# Work required
Collect all the lines that mention the word "title".

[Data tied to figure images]

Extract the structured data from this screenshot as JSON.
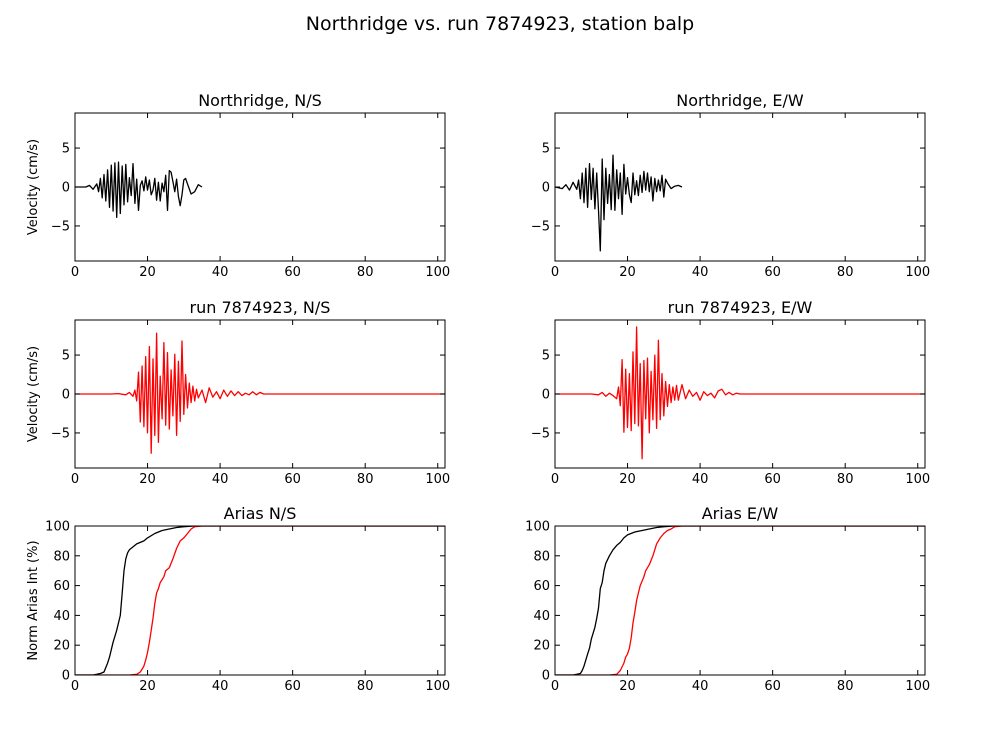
{
  "figure": {
    "title": "Northridge vs. run 7874923, station balp"
  },
  "chart_data": [
    {
      "type": "line",
      "title": "Northridge, N/S",
      "xlabel": "",
      "ylabel": "Velocity (cm/s)",
      "xlim": [
        0,
        102
      ],
      "ylim": [
        -9.5,
        9.5
      ],
      "xticks": [
        0,
        20,
        40,
        60,
        80,
        100
      ],
      "yticks": [
        -5,
        0,
        5
      ],
      "series": [
        {
          "color": "#000000",
          "x": [
            0,
            3,
            4,
            5,
            6,
            6.5,
            7,
            7.5,
            8,
            8.5,
            9,
            9.5,
            10,
            10.5,
            11,
            11.5,
            12,
            12.5,
            13,
            13.5,
            14,
            14.5,
            15,
            15.5,
            16,
            16.5,
            17,
            17.5,
            18,
            18.5,
            19,
            19.5,
            20,
            20.5,
            21,
            21.5,
            22,
            22.5,
            23,
            23.5,
            24,
            24.5,
            25,
            25.5,
            26,
            26.5,
            27,
            27.5,
            28,
            28.5,
            29,
            29.5,
            30,
            30.5,
            31,
            32,
            33,
            34,
            35
          ],
          "y": [
            0,
            0,
            0.2,
            -0.3,
            0.4,
            -0.6,
            1.1,
            -1.4,
            1.6,
            -1.8,
            2.2,
            -2.6,
            2.8,
            -3.1,
            3.1,
            -3.9,
            3.2,
            -3.4,
            2.7,
            -2.3,
            2.9,
            -1.9,
            1.2,
            -1.1,
            3.0,
            -2.1,
            1.0,
            -3.0,
            0.2,
            0.8,
            -0.5,
            1.3,
            -0.4,
            0.9,
            -1.0,
            -0.4,
            1.1,
            -1.7,
            0.6,
            -1.8,
            0.5,
            -0.6,
            1.5,
            -3.0,
            2.1,
            1.9,
            0.7,
            -0.6,
            1.0,
            -1.2,
            -2.4,
            -1.0,
            0.9,
            1.1,
            0.4,
            -0.9,
            -0.6,
            0.3,
            0
          ]
        }
      ]
    },
    {
      "type": "line",
      "title": "Northridge, E/W",
      "xlabel": "",
      "ylabel": "",
      "xlim": [
        0,
        102
      ],
      "ylim": [
        -9.5,
        9.5
      ],
      "xticks": [
        0,
        20,
        40,
        60,
        80,
        100
      ],
      "yticks": [
        -5,
        0,
        5
      ],
      "series": [
        {
          "color": "#000000",
          "x": [
            0,
            2,
            3,
            4,
            5,
            6,
            6.5,
            7,
            7.5,
            8,
            8.5,
            9,
            9.5,
            10,
            10.5,
            11,
            11.5,
            12,
            12.5,
            13,
            13.5,
            14,
            14.5,
            15,
            15.5,
            16,
            16.5,
            17,
            17.5,
            18,
            18.5,
            19,
            19.5,
            20,
            20.5,
            21,
            21.5,
            22,
            22.5,
            23,
            23.5,
            24,
            24.5,
            25,
            25.5,
            26,
            26.5,
            27,
            27.5,
            28,
            28.5,
            29,
            29.5,
            30,
            30.5,
            31,
            32,
            33,
            34,
            35
          ],
          "y": [
            0,
            -0.2,
            0.3,
            -0.4,
            0.6,
            -0.3,
            0.9,
            -1.5,
            1.8,
            -2.0,
            2.4,
            -2.6,
            3.0,
            -1.6,
            2.4,
            -2.8,
            1.8,
            -3.0,
            -8.2,
            3.6,
            -4.2,
            2.4,
            -2.1,
            1.6,
            -2.9,
            4.1,
            -3.0,
            2.2,
            -1.5,
            1.8,
            -3.5,
            2.9,
            -0.9,
            1.2,
            -1.0,
            -2.0,
            1.8,
            -1.0,
            0.8,
            -1.1,
            1.5,
            -0.7,
            2.0,
            -0.4,
            1.8,
            -0.6,
            1.3,
            -1.8,
            1.1,
            -0.6,
            0.9,
            -0.5,
            1.5,
            -1.3,
            1.0,
            0.5,
            -0.2,
            0.1,
            0.2,
            0
          ]
        }
      ]
    },
    {
      "type": "line",
      "title": "run 7874923, N/S",
      "xlabel": "",
      "ylabel": "Velocity (cm/s)",
      "xlim": [
        0,
        102
      ],
      "ylim": [
        -9.5,
        9.5
      ],
      "xticks": [
        0,
        20,
        40,
        60,
        80,
        100
      ],
      "yticks": [
        -5,
        0,
        5
      ],
      "series": [
        {
          "color": "#ff0000",
          "x": [
            0,
            10,
            12,
            14,
            15,
            16,
            16.5,
            17,
            17.5,
            18,
            18.5,
            19,
            19.5,
            20,
            20.5,
            21,
            21.5,
            22,
            22.5,
            23,
            23.5,
            24,
            24.5,
            25,
            25.5,
            26,
            26.5,
            27,
            27.5,
            28,
            28.5,
            29,
            29.5,
            30,
            30.5,
            31,
            31.5,
            32,
            32.5,
            33,
            33.5,
            34,
            35,
            36,
            37,
            38,
            39,
            40,
            41,
            42,
            43,
            44,
            45,
            46,
            47,
            48,
            49,
            50,
            51,
            52,
            54,
            60,
            70,
            80,
            90,
            102
          ],
          "y": [
            0,
            0,
            0.05,
            -0.1,
            0.2,
            -0.3,
            0.5,
            -0.9,
            2.8,
            -3.6,
            3.6,
            -4.2,
            4.8,
            -5.0,
            6.1,
            -7.6,
            4.5,
            -5.3,
            7.8,
            -6.2,
            2.3,
            -3.2,
            6.6,
            -4.0,
            5.3,
            -4.5,
            3.1,
            -2.8,
            5.1,
            -5.3,
            4.2,
            -3.5,
            6.8,
            -2.6,
            2.5,
            -1.8,
            1.4,
            -1.1,
            1.0,
            -0.9,
            0.6,
            -0.5,
            0.5,
            -1.1,
            0.8,
            -0.4,
            0.3,
            -0.6,
            0.5,
            -0.3,
            0.4,
            -0.2,
            0.3,
            -0.2,
            0.1,
            -0.1,
            0.3,
            -0.1,
            0.2,
            0,
            0,
            0,
            0,
            0,
            0,
            0
          ]
        }
      ]
    },
    {
      "type": "line",
      "title": "run 7874923, E/W",
      "xlabel": "",
      "ylabel": "",
      "xlim": [
        0,
        102
      ],
      "ylim": [
        -9.5,
        9.5
      ],
      "xticks": [
        0,
        20,
        40,
        60,
        80,
        100
      ],
      "yticks": [
        -5,
        0,
        5
      ],
      "series": [
        {
          "color": "#ff0000",
          "x": [
            0,
            10,
            12,
            13,
            14,
            15,
            16,
            17,
            17.5,
            18,
            18.5,
            19,
            19.5,
            20,
            20.5,
            21,
            21.5,
            22,
            22.5,
            23,
            23.5,
            24,
            24.5,
            25,
            25.5,
            26,
            26.5,
            27,
            27.5,
            28,
            28.5,
            29,
            29.5,
            30,
            30.5,
            31,
            31.5,
            32,
            32.5,
            33,
            33.5,
            34,
            35,
            36,
            37,
            38,
            39,
            40,
            41,
            42,
            43,
            44,
            45,
            46,
            47,
            48,
            49,
            50,
            51,
            52,
            54,
            60,
            70,
            80,
            90,
            102
          ],
          "y": [
            0,
            0,
            -0.1,
            0.2,
            -0.3,
            0.1,
            -0.2,
            -0.6,
            0.9,
            -1.5,
            4.4,
            -4.9,
            3.2,
            -4.3,
            2.6,
            -4.7,
            5.4,
            -3.8,
            8.6,
            -4.1,
            3.9,
            -8.3,
            4.3,
            -3.2,
            4.6,
            -5.0,
            2.9,
            -3.3,
            5.0,
            -4.4,
            6.9,
            -3.3,
            2.6,
            -2.8,
            1.6,
            -1.6,
            1.2,
            -1.1,
            0.9,
            -0.8,
            1.1,
            -0.8,
            1.2,
            -0.6,
            0.5,
            -0.3,
            0.2,
            -0.8,
            0.3,
            -0.2,
            0.1,
            -0.5,
            0.4,
            0.6,
            -0.1,
            0.2,
            -0.1,
            0.1,
            0,
            0,
            0,
            0,
            0,
            0,
            0,
            0
          ]
        }
      ]
    },
    {
      "type": "line",
      "title": "Arias N/S",
      "xlabel": "",
      "ylabel": "Norm Arias Int (%)",
      "xlim": [
        0,
        102
      ],
      "ylim": [
        0,
        100
      ],
      "xticks": [
        0,
        20,
        40,
        60,
        80,
        100
      ],
      "yticks": [
        0,
        20,
        40,
        60,
        80,
        100
      ],
      "series": [
        {
          "color": "#000000",
          "x": [
            0,
            5,
            6,
            7,
            8,
            8.5,
            9,
            9.5,
            10,
            10.5,
            11,
            11.5,
            12,
            12.5,
            13,
            13.5,
            14,
            14.5,
            15,
            16,
            17,
            18,
            19,
            20,
            22,
            24,
            26,
            28,
            30,
            33,
            35,
            102
          ],
          "y": [
            0,
            0,
            0.5,
            1,
            2,
            5,
            8,
            12,
            17,
            22,
            26,
            30,
            35,
            40,
            55,
            70,
            78,
            82,
            84,
            86,
            88,
            89,
            90,
            92,
            95,
            97,
            98,
            99,
            99.5,
            100,
            100,
            100
          ]
        },
        {
          "color": "#ff0000",
          "x": [
            0,
            15,
            17,
            18,
            19,
            19.5,
            20,
            20.5,
            21,
            21.5,
            22,
            22.5,
            23,
            23.5,
            24,
            24.5,
            25,
            26,
            27,
            28,
            29,
            30,
            31,
            32,
            33,
            35,
            102
          ],
          "y": [
            0,
            0,
            0.5,
            2,
            6,
            10,
            15,
            22,
            30,
            38,
            48,
            55,
            58,
            62,
            64,
            66,
            70,
            72,
            78,
            85,
            90,
            92,
            95,
            98,
            99.5,
            100,
            100
          ]
        }
      ]
    },
    {
      "type": "line",
      "title": "Arias E/W",
      "xlabel": "",
      "ylabel": "",
      "xlim": [
        0,
        102
      ],
      "ylim": [
        0,
        100
      ],
      "xticks": [
        0,
        20,
        40,
        60,
        80,
        100
      ],
      "yticks": [
        0,
        20,
        40,
        60,
        80,
        100
      ],
      "series": [
        {
          "color": "#000000",
          "x": [
            0,
            5,
            6,
            7,
            7.5,
            8,
            8.5,
            9,
            9.5,
            10,
            10.5,
            11,
            11.5,
            12,
            12.5,
            13,
            13.5,
            14,
            15,
            16,
            17,
            18,
            19,
            20,
            22,
            24,
            26,
            28,
            30,
            33,
            35,
            102
          ],
          "y": [
            0,
            0,
            0.5,
            1,
            3,
            6,
            10,
            14,
            18,
            24,
            28,
            32,
            38,
            45,
            58,
            62,
            70,
            75,
            80,
            84,
            87,
            89,
            92,
            94,
            96,
            97,
            98,
            99,
            99.5,
            100,
            100,
            100
          ]
        },
        {
          "color": "#ff0000",
          "x": [
            0,
            15,
            17,
            18,
            19,
            19.5,
            20,
            20.5,
            21,
            21.5,
            22,
            22.5,
            23,
            23.5,
            24,
            24.5,
            25,
            26,
            27,
            28,
            29,
            30,
            31,
            32,
            33,
            35,
            102
          ],
          "y": [
            0,
            0,
            0.5,
            3,
            8,
            12,
            14,
            18,
            25,
            35,
            42,
            50,
            55,
            60,
            63,
            66,
            70,
            74,
            80,
            88,
            92,
            95,
            97,
            98,
            99.5,
            100,
            100
          ]
        }
      ]
    }
  ]
}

# Reply to the task
    "title": "Northridge vs. run 7874923, station balp"
      "title": "Northridge, N/S",
      "title": "Northridge, E/W",
      "title": "run 7874923, N/S",
      "title": "run 7874923, E/W",
      "title": "Arias N/S",
      "title": "Arias E/W",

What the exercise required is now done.